start Records for the exercise
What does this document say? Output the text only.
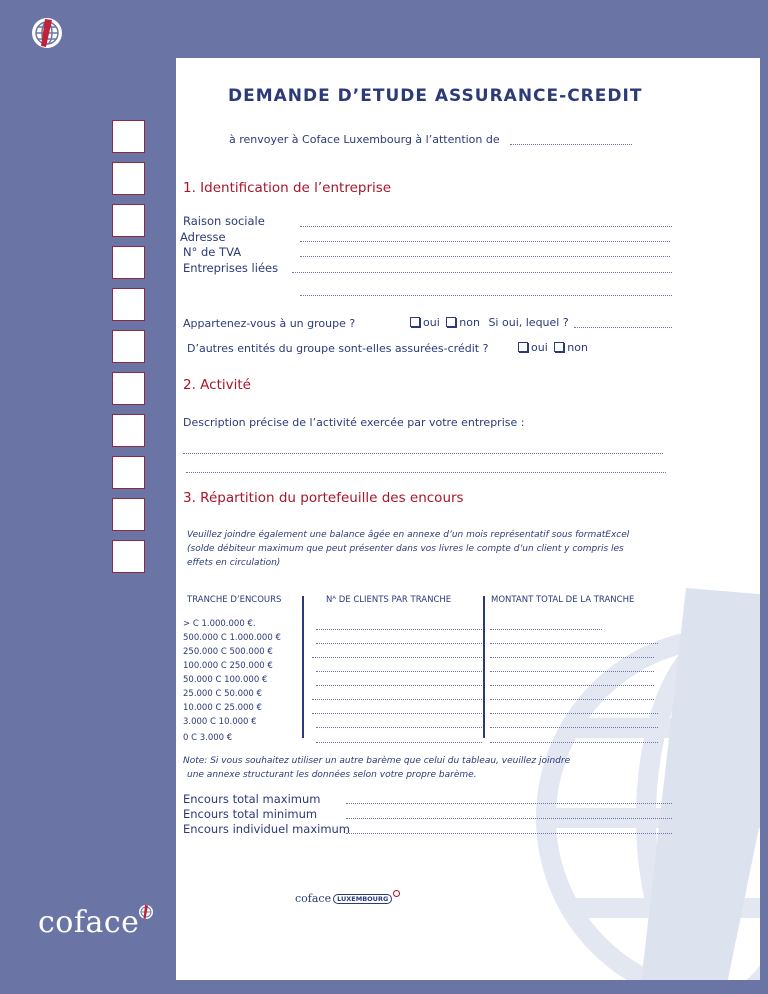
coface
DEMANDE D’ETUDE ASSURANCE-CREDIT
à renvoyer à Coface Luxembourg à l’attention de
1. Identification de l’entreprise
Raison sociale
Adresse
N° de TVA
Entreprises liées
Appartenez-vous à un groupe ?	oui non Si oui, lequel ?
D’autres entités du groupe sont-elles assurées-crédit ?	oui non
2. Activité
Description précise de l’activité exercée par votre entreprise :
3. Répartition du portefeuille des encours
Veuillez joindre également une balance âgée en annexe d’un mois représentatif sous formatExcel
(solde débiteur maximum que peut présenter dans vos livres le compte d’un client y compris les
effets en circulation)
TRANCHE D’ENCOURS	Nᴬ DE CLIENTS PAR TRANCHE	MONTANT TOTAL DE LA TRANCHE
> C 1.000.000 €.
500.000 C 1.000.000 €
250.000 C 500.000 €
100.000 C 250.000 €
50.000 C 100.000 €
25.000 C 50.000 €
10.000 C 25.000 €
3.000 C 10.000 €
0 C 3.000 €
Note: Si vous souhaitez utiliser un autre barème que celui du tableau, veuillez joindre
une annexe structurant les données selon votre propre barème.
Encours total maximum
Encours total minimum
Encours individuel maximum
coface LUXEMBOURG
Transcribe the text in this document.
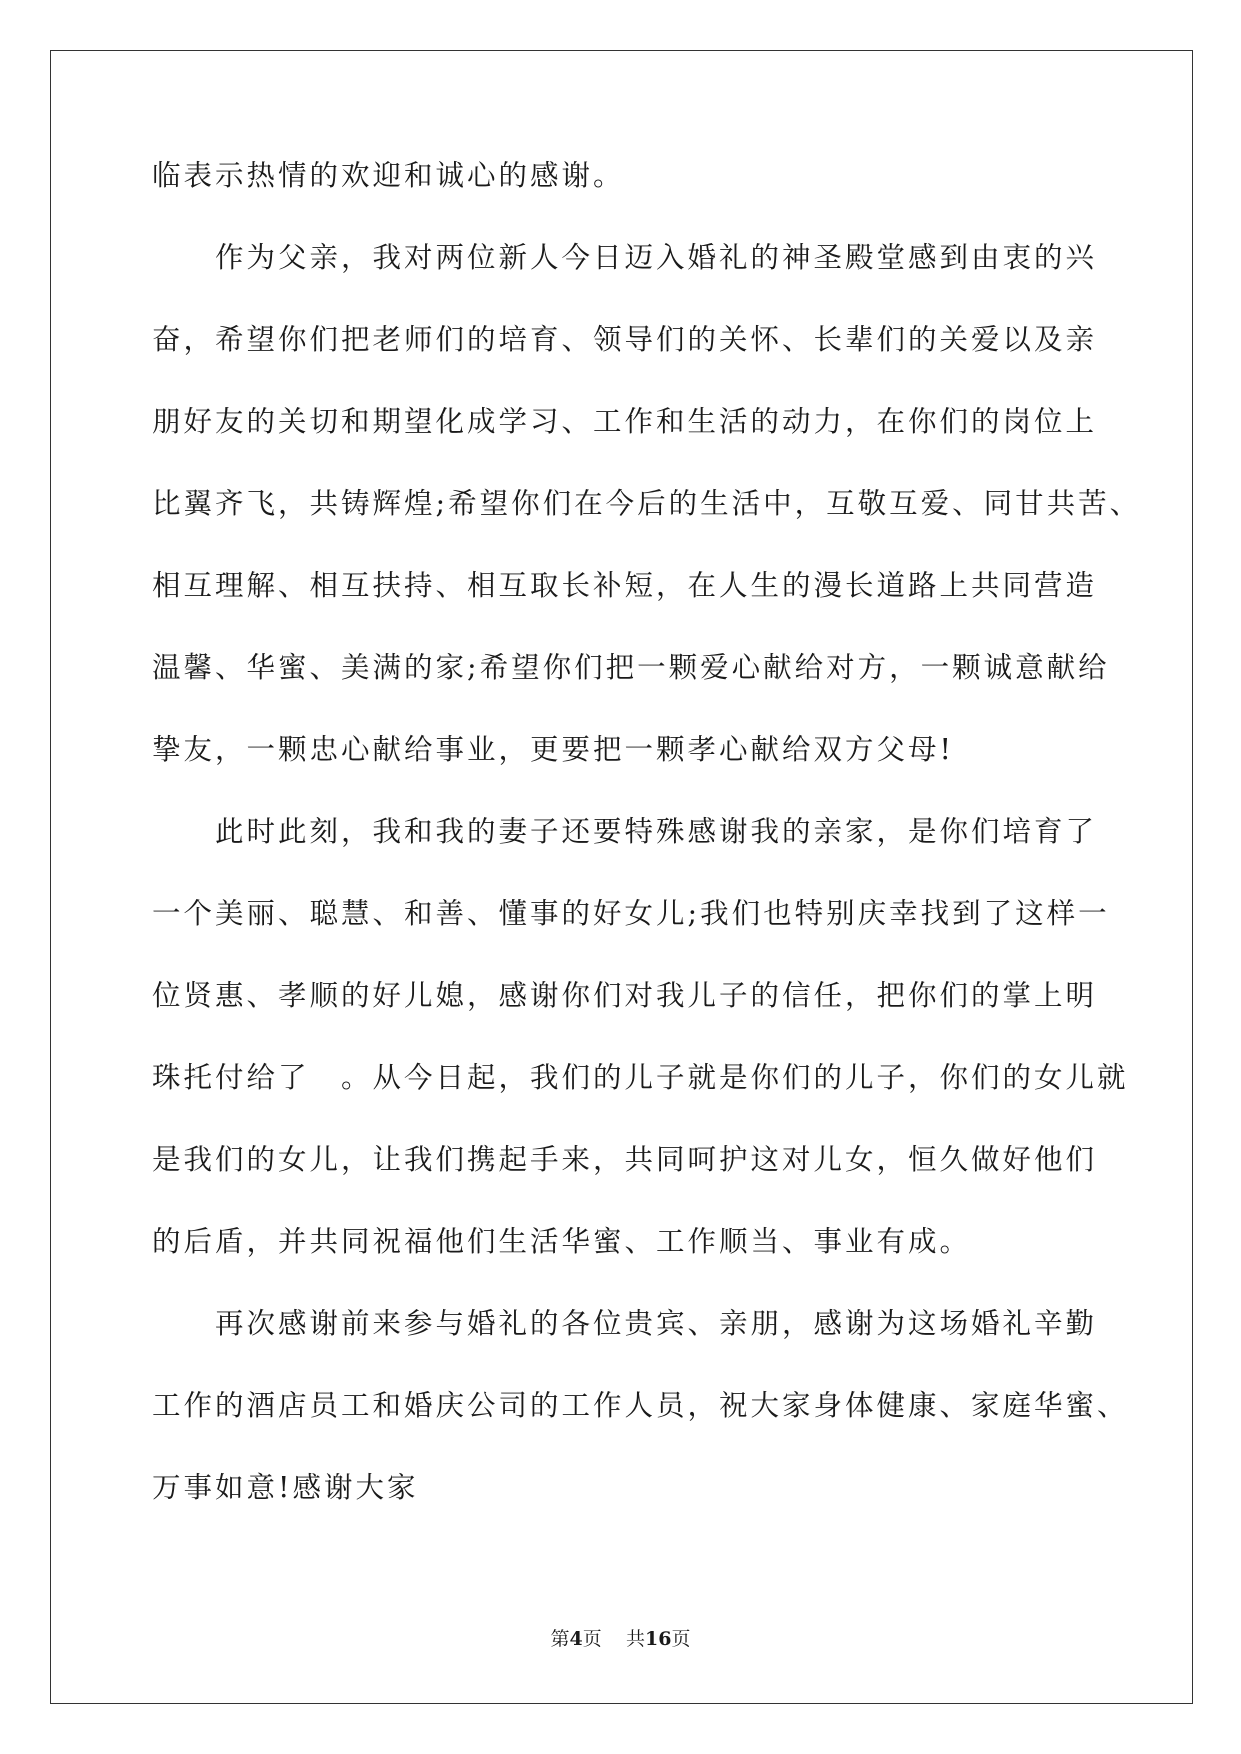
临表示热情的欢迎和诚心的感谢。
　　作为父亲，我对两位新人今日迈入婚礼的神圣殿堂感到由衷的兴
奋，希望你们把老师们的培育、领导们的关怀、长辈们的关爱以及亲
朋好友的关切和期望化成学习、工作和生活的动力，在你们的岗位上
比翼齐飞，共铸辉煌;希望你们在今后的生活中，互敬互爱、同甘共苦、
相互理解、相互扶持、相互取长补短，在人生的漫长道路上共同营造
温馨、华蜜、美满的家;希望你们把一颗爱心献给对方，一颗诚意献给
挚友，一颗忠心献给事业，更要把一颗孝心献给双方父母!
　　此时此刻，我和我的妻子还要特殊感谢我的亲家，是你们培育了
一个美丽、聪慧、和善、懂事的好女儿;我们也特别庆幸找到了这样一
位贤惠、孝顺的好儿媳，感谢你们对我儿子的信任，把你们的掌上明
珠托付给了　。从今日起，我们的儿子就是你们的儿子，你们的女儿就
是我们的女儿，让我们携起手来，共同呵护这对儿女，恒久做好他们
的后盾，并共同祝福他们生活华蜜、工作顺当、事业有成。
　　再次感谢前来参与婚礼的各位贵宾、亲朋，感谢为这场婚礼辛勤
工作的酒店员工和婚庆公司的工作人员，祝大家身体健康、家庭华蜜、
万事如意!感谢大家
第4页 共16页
end Records for the exercise
Repeat each entry exactly. Pictures do not belong in the copy.

_Response to the exercise:_
What does this document say? Output the text only.
coface
DEMANDE D’ETUDE ASSURANCE-CREDIT
à renvoyer à Coface Luxembourg à l’attention de
1. Identification de l’entreprise
Raison sociale
Adresse
N° de TVA
Entreprises liées
Appartenez-vous à un groupe ?	oui non Si oui, lequel ?
D’autres entités du groupe sont-elles assurées-crédit ?	oui non
2. Activité
Description précise de l’activité exercée par votre entreprise :
3. Répartition du portefeuille des encours
Veuillez joindre également une balance âgée en annexe d’un mois représentatif sous formatExcel
(solde débiteur maximum que peut présenter dans vos livres le compte d’un client y compris les
effets en circulation)
TRANCHE D’ENCOURS	Nᴬ DE CLIENTS PAR TRANCHE	MONTANT TOTAL DE LA TRANCHE
> C 1.000.000 €.
500.000 C 1.000.000 €
250.000 C 500.000 €
100.000 C 250.000 €
50.000 C 100.000 €
25.000 C 50.000 €
10.000 C 25.000 €
3.000 C 10.000 €
0 C 3.000 €
Note: Si vous souhaitez utiliser un autre barème que celui du tableau, veuillez joindre
une annexe structurant les données selon votre propre barème.
Encours total maximum
Encours total minimum
Encours individuel maximum
coface LUXEMBOURG
Transcribe the text in this document.
临表示热情的欢迎和诚心的感谢。
　　作为父亲，我对两位新人今日迈入婚礼的神圣殿堂感到由衷的兴
奋，希望你们把老师们的培育、领导们的关怀、长辈们的关爱以及亲
朋好友的关切和期望化成学习、工作和生活的动力，在你们的岗位上
比翼齐飞，共铸辉煌;希望你们在今后的生活中，互敬互爱、同甘共苦、
相互理解、相互扶持、相互取长补短，在人生的漫长道路上共同营造
温馨、华蜜、美满的家;希望你们把一颗爱心献给对方，一颗诚意献给
挚友，一颗忠心献给事业，更要把一颗孝心献给双方父母!
　　此时此刻，我和我的妻子还要特殊感谢我的亲家，是你们培育了
一个美丽、聪慧、和善、懂事的好女儿;我们也特别庆幸找到了这样一
位贤惠、孝顺的好儿媳，感谢你们对我儿子的信任，把你们的掌上明
珠托付给了　。从今日起，我们的儿子就是你们的儿子，你们的女儿就
是我们的女儿，让我们携起手来，共同呵护这对儿女，恒久做好他们
的后盾，并共同祝福他们生活华蜜、工作顺当、事业有成。
　　再次感谢前来参与婚礼的各位贵宾、亲朋，感谢为这场婚礼辛勤
工作的酒店员工和婚庆公司的工作人员，祝大家身体健康、家庭华蜜、
万事如意!感谢大家
第4页 共16页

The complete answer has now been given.